• **STATED GOAL**: Retype the whole listing below, character for character.

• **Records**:
_ _ _ _ _ _ _
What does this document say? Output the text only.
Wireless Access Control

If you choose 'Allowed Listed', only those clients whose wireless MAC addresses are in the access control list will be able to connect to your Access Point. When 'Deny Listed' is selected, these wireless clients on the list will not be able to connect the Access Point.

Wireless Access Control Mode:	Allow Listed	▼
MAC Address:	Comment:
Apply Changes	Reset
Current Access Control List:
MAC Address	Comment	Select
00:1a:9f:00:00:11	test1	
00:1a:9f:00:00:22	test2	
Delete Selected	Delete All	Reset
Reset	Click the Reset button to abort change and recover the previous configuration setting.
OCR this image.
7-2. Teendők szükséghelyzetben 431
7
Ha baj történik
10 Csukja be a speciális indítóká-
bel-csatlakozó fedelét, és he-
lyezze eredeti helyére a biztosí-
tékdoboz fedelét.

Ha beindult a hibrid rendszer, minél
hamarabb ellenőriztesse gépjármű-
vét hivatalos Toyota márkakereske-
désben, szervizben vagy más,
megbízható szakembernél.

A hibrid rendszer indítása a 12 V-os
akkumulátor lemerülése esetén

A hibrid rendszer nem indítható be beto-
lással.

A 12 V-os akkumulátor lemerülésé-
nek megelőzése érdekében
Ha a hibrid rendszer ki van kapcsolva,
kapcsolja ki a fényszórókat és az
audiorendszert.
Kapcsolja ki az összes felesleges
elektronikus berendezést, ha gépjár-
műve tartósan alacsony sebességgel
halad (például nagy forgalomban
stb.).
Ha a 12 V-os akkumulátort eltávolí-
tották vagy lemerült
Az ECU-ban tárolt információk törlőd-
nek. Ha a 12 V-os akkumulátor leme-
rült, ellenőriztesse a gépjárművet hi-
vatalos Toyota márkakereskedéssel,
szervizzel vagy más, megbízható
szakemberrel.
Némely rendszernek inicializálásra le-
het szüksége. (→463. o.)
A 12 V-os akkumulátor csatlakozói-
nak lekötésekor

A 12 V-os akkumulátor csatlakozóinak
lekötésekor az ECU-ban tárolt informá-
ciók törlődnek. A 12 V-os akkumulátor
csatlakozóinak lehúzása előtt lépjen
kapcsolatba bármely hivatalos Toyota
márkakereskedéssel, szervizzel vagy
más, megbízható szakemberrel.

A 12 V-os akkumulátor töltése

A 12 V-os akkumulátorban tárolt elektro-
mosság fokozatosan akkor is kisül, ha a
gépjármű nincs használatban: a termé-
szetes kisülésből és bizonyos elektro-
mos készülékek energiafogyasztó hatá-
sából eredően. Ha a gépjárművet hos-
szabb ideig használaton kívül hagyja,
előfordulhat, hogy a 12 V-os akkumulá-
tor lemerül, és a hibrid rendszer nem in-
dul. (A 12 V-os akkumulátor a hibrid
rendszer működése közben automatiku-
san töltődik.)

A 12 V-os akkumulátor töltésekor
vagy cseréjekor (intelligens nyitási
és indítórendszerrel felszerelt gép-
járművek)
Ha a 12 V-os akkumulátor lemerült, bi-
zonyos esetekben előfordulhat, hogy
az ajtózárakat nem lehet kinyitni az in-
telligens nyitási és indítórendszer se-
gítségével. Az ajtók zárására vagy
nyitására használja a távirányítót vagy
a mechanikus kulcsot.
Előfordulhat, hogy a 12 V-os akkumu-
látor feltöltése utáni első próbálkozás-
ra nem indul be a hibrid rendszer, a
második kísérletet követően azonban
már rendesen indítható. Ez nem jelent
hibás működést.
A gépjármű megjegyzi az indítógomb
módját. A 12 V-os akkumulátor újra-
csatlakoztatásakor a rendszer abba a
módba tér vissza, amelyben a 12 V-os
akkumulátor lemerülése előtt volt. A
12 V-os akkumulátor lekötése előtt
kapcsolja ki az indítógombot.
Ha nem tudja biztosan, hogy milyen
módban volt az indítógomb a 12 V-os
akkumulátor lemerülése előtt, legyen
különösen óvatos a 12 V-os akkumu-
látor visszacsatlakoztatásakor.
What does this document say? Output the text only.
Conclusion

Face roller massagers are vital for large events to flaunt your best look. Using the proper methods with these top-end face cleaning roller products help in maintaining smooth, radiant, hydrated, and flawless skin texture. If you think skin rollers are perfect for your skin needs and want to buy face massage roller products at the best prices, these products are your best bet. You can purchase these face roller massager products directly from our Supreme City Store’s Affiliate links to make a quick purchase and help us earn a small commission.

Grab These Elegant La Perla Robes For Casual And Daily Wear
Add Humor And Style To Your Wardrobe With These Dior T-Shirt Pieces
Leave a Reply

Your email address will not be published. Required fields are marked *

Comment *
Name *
_ _ _ _ _ _ _
• **ANSWER TO THIS TASK**:
What does this document say? Output the text only.
Wireless Access Control

If you choose 'Allowed Listed', only those clients whose wireless MAC addresses are in the access control list will be able to connect to your Access Point. When 'Deny Listed' is selected, these wireless clients on the list will not be able to connect the Access Point.

Wireless Access Control Mode:	Allow Listed	▼
MAC Address:	Comment:
Apply Changes	Reset
Current Access Control List:
MAC Address	Comment	Select
00:1a:9f:00:00:11	test1	
00:1a:9f:00:00:22	test2	
Delete Selected	Delete All	Reset
Reset	Click the Reset button to abort change and recover the previous configuration setting.
OCR this image.
7-2. Teendők szükséghelyzetben 431
7
Ha baj történik
10 Csukja be a speciális indítóká-
bel-csatlakozó fedelét, és he-
lyezze eredeti helyére a biztosí-
tékdoboz fedelét.

Ha beindult a hibrid rendszer, minél
hamarabb ellenőriztesse gépjármű-
vét hivatalos Toyota márkakereske-
désben, szervizben vagy más,
megbízható szakembernél.

A hibrid rendszer indítása a 12 V-os
akkumulátor lemerülése esetén

A hibrid rendszer nem indítható be beto-
lással.

A 12 V-os akkumulátor lemerülésé-
nek megelőzése érdekében
Ha a hibrid rendszer ki van kapcsolva,
kapcsolja ki a fényszórókat és az
audiorendszert.
Kapcsolja ki az összes felesleges
elektronikus berendezést, ha gépjár-
műve tartósan alacsony sebességgel
halad (például nagy forgalomban
stb.).
Ha a 12 V-os akkumulátort eltávolí-
tották vagy lemerült
Az ECU-ban tárolt információk törlőd-
nek. Ha a 12 V-os akkumulátor leme-
rült, ellenőriztesse a gépjárművet hi-
vatalos Toyota márkakereskedéssel,
szervizzel vagy más, megbízható
szakemberrel.
Némely rendszernek inicializálásra le-
het szüksége. (→463. o.)
A 12 V-os akkumulátor csatlakozói-
nak lekötésekor

A 12 V-os akkumulátor csatlakozóinak
lekötésekor az ECU-ban tárolt informá-
ciók törlődnek. A 12 V-os akkumulátor
csatlakozóinak lehúzása előtt lépjen
kapcsolatba bármely hivatalos Toyota
márkakereskedéssel, szervizzel vagy
más, megbízható szakemberrel.

A 12 V-os akkumulátor töltése

A 12 V-os akkumulátorban tárolt elektro-
mosság fokozatosan akkor is kisül, ha a
gépjármű nincs használatban: a termé-
szetes kisülésből és bizonyos elektro-
mos készülékek energiafogyasztó hatá-
sából eredően. Ha a gépjárművet hos-
szabb ideig használaton kívül hagyja,
előfordulhat, hogy a 12 V-os akkumulá-
tor lemerül, és a hibrid rendszer nem in-
dul. (A 12 V-os akkumulátor a hibrid
rendszer működése közben automatiku-
san töltődik.)

A 12 V-os akkumulátor töltésekor
vagy cseréjekor (intelligens nyitási
és indítórendszerrel felszerelt gép-
járművek)
Ha a 12 V-os akkumulátor lemerült, bi-
zonyos esetekben előfordulhat, hogy
az ajtózárakat nem lehet kinyitni az in-
telligens nyitási és indítórendszer se-
gítségével. Az ajtók zárására vagy
nyitására használja a távirányítót vagy
a mechanikus kulcsot.
Előfordulhat, hogy a 12 V-os akkumu-
látor feltöltése utáni első próbálkozás-
ra nem indul be a hibrid rendszer, a
második kísérletet követően azonban
már rendesen indítható. Ez nem jelent
hibás működést.
A gépjármű megjegyzi az indítógomb
módját. A 12 V-os akkumulátor újra-
csatlakoztatásakor a rendszer abba a
módba tér vissza, amelyben a 12 V-os
akkumulátor lemerülése előtt volt. A
12 V-os akkumulátor lekötése előtt
kapcsolja ki az indítógombot.
Ha nem tudja biztosan, hogy milyen
módban volt az indítógomb a 12 V-os
akkumulátor lemerülése előtt, legyen
különösen óvatos a 12 V-os akkumu-
látor visszacsatlakoztatásakor.
What does this document say? Output the text only.
Conclusion

Face roller massagers are vital for large events to flaunt your best look. Using the proper methods with these top-end face cleaning roller products help in maintaining smooth, radiant, hydrated, and flawless skin texture. If you think skin rollers are perfect for your skin needs and want to buy face massage roller products at the best prices, these products are your best bet. You can purchase these face roller massager products directly from our Supreme City Store’s Affiliate links to make a quick purchase and help us earn a small commission.

Grab These Elegant La Perla Robes For Casual And Daily Wear
Add Humor And Style To Your Wardrobe With These Dior T-Shirt Pieces
Leave a Reply

Your email address will not be published. Required fields are marked *

Comment *
Name *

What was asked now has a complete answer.